O que fazer:
A: Responda com base no texto sobre os centros clandestinos de detenção, uma resposta por linha:
(i) Quem era o presidente de honra da Comissão Argentina de Direitos Humanos (Cadhu)?
(ii) Em que ano os militares demoliram o ex-Clube Atlético?
(iii) Qual cifra de desaparecidos o texto apresenta como já alta?
B: Imprima, sem alterações, o trecho do texto sobre os centros clandestinos de detenção que começa em "Com outros exilados" e prossegue até "clandestinos de detenção.".

Texto fornecido:
==================================================

Com outros exilados na Europa, ela formou a Comissão Argentina de Direitos Humanos (Cadhu), cujo presidente de honra era Julio Cortázar. A organização, assim como muitas outras, coletou e sistematizou relatos de sobreviventes ainda nos anos de ditadura, identificando locais que serviam como centros clandestinos de detenção.
São cerca de 800 os locais que serviram como centros de detenção e tortura na ditadura já identificados, como destaca a arqueóloga Laura Duguine, coordenadora do sítio de memória ex-Clube Atlético da cidade de Buenos Aires. O local foi demolido em 1978 pelos militares para a construção da avenida 25 de Maio. “Foi um centro clandestino parte de um circuito repressivo que pertencia ao Primeiro Corpo do Exército”, conta. “Até hoje, identificamos 300 desaparecidos e cerca de 200 sobreviventes que foram sequestrados e não sabiam onde estiveram.”
“A enorme militância da sociedade em construir seu passado, principalmente a partir dos sobreviventes, que foi e é incansável até hoje, foi convergindo com diferentes disciplinas e formas de lutar e recuperar a memória. Nesse sentido, a identificação dos lugares que foram centros clandestinos e a recuperação desses lugares como espaços de memória tem um papel importante nesse processo.”
Uma das exigências de organismos de direitos humanos é a abertura dos arquivos do Estado nesse processo de investigação e sistematização das listas das vítimas e centros de detenção. Estima-se que a já alta cifra de 30 mil desaparecidos deve ser ainda maior. “O primeiro negacionismo parte das forças do Estado, ao não aportar toda a informação que o próprio Estado investiga em uma situação de reparação”, diz Duguine.
Pablo Pimentel, da Assembleia Permanente pelos Direitos Humanos de La Matanza, diz que costuma contar uma história aos que questionam – para menos – o número de vítimas da ditadura.

==================================================

Trechos dos registros:
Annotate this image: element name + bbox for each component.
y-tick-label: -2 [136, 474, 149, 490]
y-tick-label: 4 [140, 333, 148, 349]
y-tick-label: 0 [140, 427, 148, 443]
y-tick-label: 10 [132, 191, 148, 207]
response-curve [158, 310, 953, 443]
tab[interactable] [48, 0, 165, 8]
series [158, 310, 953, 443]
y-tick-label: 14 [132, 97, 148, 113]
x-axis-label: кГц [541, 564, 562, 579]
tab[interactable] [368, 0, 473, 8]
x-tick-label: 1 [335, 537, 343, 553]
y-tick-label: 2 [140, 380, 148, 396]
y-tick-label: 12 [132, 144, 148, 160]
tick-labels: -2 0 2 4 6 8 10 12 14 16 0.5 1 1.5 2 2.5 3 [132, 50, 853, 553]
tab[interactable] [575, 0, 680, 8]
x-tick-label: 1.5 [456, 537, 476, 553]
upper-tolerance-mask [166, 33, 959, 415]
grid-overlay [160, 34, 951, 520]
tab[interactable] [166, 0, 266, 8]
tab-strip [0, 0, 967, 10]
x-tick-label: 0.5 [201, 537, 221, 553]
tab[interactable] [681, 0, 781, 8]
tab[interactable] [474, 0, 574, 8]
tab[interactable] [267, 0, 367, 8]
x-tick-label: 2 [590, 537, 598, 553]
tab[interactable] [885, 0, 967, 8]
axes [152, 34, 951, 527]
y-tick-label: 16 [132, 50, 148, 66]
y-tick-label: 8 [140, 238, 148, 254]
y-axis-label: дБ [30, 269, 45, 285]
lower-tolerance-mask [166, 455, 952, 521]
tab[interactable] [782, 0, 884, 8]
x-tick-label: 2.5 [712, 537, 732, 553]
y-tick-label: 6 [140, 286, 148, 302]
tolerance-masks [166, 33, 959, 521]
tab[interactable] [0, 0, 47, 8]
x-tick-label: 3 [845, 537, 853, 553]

==================================================

Respostas dos exercícios:
A:
(i) Julio Cortázar.
(ii) 1978.
(iii) 30 mil.

B:
Com outros exilados na Europa, ela formou a Comissão Argentina de Direitos Humanos (Cadhu), cujo presidente de honra era Julio Cortázar. A organização, assim como muitas outras, coletou e sistematizou relatos de sobreviventes ainda nos anos de ditadura, identificando locais que serviam como centros clandestinos de detenção.